- _TASK TO COMPLETE_
Without omitting anything, retype the data that follows.

- _MATERIAL PROVIDED_
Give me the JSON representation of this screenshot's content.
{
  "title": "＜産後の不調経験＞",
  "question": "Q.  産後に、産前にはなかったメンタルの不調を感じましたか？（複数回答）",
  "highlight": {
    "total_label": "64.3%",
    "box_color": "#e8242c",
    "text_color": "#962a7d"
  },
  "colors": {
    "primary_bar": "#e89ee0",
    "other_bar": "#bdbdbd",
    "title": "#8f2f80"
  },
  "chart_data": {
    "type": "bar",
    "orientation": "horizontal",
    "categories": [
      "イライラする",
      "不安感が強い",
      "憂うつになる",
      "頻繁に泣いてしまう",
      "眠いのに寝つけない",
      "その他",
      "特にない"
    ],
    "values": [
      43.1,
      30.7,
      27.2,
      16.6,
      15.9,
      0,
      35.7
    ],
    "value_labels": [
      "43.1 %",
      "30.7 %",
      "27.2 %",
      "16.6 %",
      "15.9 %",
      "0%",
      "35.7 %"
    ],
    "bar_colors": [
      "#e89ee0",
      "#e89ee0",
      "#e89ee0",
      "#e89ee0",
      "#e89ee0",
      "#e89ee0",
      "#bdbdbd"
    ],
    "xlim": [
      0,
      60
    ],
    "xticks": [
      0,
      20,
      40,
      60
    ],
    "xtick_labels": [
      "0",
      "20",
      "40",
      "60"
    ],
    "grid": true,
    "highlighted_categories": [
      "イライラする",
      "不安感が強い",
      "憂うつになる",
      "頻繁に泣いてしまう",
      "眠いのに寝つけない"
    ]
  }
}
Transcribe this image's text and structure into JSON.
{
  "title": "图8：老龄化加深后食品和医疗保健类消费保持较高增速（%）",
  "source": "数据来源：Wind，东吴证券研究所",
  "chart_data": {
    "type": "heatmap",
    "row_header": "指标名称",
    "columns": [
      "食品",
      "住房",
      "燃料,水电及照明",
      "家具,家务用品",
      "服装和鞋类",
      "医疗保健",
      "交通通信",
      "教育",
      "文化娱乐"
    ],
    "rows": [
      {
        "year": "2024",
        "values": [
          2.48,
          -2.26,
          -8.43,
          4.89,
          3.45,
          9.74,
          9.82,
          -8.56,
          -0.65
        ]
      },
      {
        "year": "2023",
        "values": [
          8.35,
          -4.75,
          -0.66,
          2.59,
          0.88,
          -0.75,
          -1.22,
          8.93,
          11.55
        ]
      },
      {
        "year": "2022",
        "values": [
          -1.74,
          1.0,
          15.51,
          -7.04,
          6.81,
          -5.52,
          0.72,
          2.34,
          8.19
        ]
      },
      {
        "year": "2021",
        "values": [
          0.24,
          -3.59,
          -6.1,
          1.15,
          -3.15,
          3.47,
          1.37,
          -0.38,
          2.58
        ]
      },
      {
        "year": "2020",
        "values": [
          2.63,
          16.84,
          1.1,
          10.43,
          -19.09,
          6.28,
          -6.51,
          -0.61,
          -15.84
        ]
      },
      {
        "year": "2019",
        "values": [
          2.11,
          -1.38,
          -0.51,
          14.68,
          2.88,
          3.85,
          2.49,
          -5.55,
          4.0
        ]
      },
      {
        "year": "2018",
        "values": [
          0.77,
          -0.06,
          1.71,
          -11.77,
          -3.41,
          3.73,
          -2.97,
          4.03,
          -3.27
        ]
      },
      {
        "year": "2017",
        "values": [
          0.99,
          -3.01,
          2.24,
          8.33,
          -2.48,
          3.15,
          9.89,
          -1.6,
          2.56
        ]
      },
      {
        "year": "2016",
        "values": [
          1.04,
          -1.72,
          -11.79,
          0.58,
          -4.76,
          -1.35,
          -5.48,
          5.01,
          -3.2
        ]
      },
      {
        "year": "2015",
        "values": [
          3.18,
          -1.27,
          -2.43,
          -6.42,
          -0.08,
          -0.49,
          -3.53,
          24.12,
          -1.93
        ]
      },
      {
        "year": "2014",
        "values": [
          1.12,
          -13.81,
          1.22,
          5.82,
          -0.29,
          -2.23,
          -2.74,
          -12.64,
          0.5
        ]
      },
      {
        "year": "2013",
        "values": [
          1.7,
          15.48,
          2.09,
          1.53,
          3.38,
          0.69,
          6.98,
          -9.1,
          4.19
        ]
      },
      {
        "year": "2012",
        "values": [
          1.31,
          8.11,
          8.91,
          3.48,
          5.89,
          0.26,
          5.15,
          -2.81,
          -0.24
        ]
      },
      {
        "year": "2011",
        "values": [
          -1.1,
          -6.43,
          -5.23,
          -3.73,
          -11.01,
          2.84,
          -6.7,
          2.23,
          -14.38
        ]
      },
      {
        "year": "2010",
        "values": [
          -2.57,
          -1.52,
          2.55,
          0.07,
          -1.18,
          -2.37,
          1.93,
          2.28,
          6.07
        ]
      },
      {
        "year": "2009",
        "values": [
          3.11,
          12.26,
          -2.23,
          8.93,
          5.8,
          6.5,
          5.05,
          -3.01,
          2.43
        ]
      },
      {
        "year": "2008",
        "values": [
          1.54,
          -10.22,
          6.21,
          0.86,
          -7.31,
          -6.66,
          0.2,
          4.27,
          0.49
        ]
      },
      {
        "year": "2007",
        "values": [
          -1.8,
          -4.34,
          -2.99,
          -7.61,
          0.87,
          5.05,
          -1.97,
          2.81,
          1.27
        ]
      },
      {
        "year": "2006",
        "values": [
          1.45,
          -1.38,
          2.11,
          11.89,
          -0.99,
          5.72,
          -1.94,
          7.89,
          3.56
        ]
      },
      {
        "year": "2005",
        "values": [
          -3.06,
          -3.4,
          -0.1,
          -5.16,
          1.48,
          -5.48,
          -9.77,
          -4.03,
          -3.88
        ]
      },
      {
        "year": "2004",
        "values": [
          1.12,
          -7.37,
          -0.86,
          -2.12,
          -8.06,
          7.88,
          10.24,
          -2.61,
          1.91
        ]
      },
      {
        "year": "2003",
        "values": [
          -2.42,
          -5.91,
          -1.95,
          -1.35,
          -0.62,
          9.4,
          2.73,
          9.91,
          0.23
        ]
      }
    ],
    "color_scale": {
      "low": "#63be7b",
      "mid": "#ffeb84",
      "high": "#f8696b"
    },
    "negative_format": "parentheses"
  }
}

- _SOLUTION FOR THIS PROBLEM_
Give me the JSON representation of this screenshot's content.
{
  "title": "＜産後の不調経験＞",
  "question": "Q.  産後に、産前にはなかったメンタルの不調を感じましたか？（複数回答）",
  "highlight": {
    "total_label": "64.3%",
    "box_color": "#e8242c",
    "text_color": "#962a7d"
  },
  "colors": {
    "primary_bar": "#e89ee0",
    "other_bar": "#bdbdbd",
    "title": "#8f2f80"
  },
  "chart_data": {
    "type": "bar",
    "orientation": "horizontal",
    "categories": [
      "イライラする",
      "不安感が強い",
      "憂うつになる",
      "頻繁に泣いてしまう",
      "眠いのに寝つけない",
      "その他",
      "特にない"
    ],
    "values": [
      43.1,
      30.7,
      27.2,
      16.6,
      15.9,
      0,
      35.7
    ],
    "value_labels": [
      "43.1 %",
      "30.7 %",
      "27.2 %",
      "16.6 %",
      "15.9 %",
      "0%",
      "35.7 %"
    ],
    "bar_colors": [
      "#e89ee0",
      "#e89ee0",
      "#e89ee0",
      "#e89ee0",
      "#e89ee0",
      "#e89ee0",
      "#bdbdbd"
    ],
    "xlim": [
      0,
      60
    ],
    "xticks": [
      0,
      20,
      40,
      60
    ],
    "xtick_labels": [
      "0",
      "20",
      "40",
      "60"
    ],
    "grid": true,
    "highlighted_categories": [
      "イライラする",
      "不安感が強い",
      "憂うつになる",
      "頻繁に泣いてしまう",
      "眠いのに寝つけない"
    ]
  }
}
Transcribe this image's text and structure into JSON.
{
  "title": "图8：老龄化加深后食品和医疗保健类消费保持较高增速（%）",
  "source": "数据来源：Wind，东吴证券研究所",
  "chart_data": {
    "type": "heatmap",
    "row_header": "指标名称",
    "columns": [
      "食品",
      "住房",
      "燃料,水电及照明",
      "家具,家务用品",
      "服装和鞋类",
      "医疗保健",
      "交通通信",
      "教育",
      "文化娱乐"
    ],
    "rows": [
      {
        "year": "2024",
        "values": [
          2.48,
          -2.26,
          -8.43,
          4.89,
          3.45,
          9.74,
          9.82,
          -8.56,
          -0.65
        ]
      },
      {
        "year": "2023",
        "values": [
          8.35,
          -4.75,
          -0.66,
          2.59,
          0.88,
          -0.75,
          -1.22,
          8.93,
          11.55
        ]
      },
      {
        "year": "2022",
        "values": [
          -1.74,
          1.0,
          15.51,
          -7.04,
          6.81,
          -5.52,
          0.72,
          2.34,
          8.19
        ]
      },
      {
        "year": "2021",
        "values": [
          0.24,
          -3.59,
          -6.1,
          1.15,
          -3.15,
          3.47,
          1.37,
          -0.38,
          2.58
        ]
      },
      {
        "year": "2020",
        "values": [
          2.63,
          16.84,
          1.1,
          10.43,
          -19.09,
          6.28,
          -6.51,
          -0.61,
          -15.84
        ]
      },
      {
        "year": "2019",
        "values": [
          2.11,
          -1.38,
          -0.51,
          14.68,
          2.88,
          3.85,
          2.49,
          -5.55,
          4.0
        ]
      },
      {
        "year": "2018",
        "values": [
          0.77,
          -0.06,
          1.71,
          -11.77,
          -3.41,
          3.73,
          -2.97,
          4.03,
          -3.27
        ]
      },
      {
        "year": "2017",
        "values": [
          0.99,
          -3.01,
          2.24,
          8.33,
          -2.48,
          3.15,
          9.89,
          -1.6,
          2.56
        ]
      },
      {
        "year": "2016",
        "values": [
          1.04,
          -1.72,
          -11.79,
          0.58,
          -4.76,
          -1.35,
          -5.48,
          5.01,
          -3.2
        ]
      },
      {
        "year": "2015",
        "values": [
          3.18,
          -1.27,
          -2.43,
          -6.42,
          -0.08,
          -0.49,
          -3.53,
          24.12,
          -1.93
        ]
      },
      {
        "year": "2014",
        "values": [
          1.12,
          -13.81,
          1.22,
          5.82,
          -0.29,
          -2.23,
          -2.74,
          -12.64,
          0.5
        ]
      },
      {
        "year": "2013",
        "values": [
          1.7,
          15.48,
          2.09,
          1.53,
          3.38,
          0.69,
          6.98,
          -9.1,
          4.19
        ]
      },
      {
        "year": "2012",
        "values": [
          1.31,
          8.11,
          8.91,
          3.48,
          5.89,
          0.26,
          5.15,
          -2.81,
          -0.24
        ]
      },
      {
        "year": "2011",
        "values": [
          -1.1,
          -6.43,
          -5.23,
          -3.73,
          -11.01,
          2.84,
          -6.7,
          2.23,
          -14.38
        ]
      },
      {
        "year": "2010",
        "values": [
          -2.57,
          -1.52,
          2.55,
          0.07,
          -1.18,
          -2.37,
          1.93,
          2.28,
          6.07
        ]
      },
      {
        "year": "2009",
        "values": [
          3.11,
          12.26,
          -2.23,
          8.93,
          5.8,
          6.5,
          5.05,
          -3.01,
          2.43
        ]
      },
      {
        "year": "2008",
        "values": [
          1.54,
          -10.22,
          6.21,
          0.86,
          -7.31,
          -6.66,
          0.2,
          4.27,
          0.49
        ]
      },
      {
        "year": "2007",
        "values": [
          -1.8,
          -4.34,
          -2.99,
          -7.61,
          0.87,
          5.05,
          -1.97,
          2.81,
          1.27
        ]
      },
      {
        "year": "2006",
        "values": [
          1.45,
          -1.38,
          2.11,
          11.89,
          -0.99,
          5.72,
          -1.94,
          7.89,
          3.56
        ]
      },
      {
        "year": "2005",
        "values": [
          -3.06,
          -3.4,
          -0.1,
          -5.16,
          1.48,
          -5.48,
          -9.77,
          -4.03,
          -3.88
        ]
      },
      {
        "year": "2004",
        "values": [
          1.12,
          -7.37,
          -0.86,
          -2.12,
          -8.06,
          7.88,
          10.24,
          -2.61,
          1.91
        ]
      },
      {
        "year": "2003",
        "values": [
          -2.42,
          -5.91,
          -1.95,
          -1.35,
          -0.62,
          9.4,
          2.73,
          9.91,
          0.23
        ]
      }
    ],
    "color_scale": {
      "low": "#63be7b",
      "mid": "#ffeb84",
      "high": "#f8696b"
    },
    "negative_format": "parentheses"
  }
}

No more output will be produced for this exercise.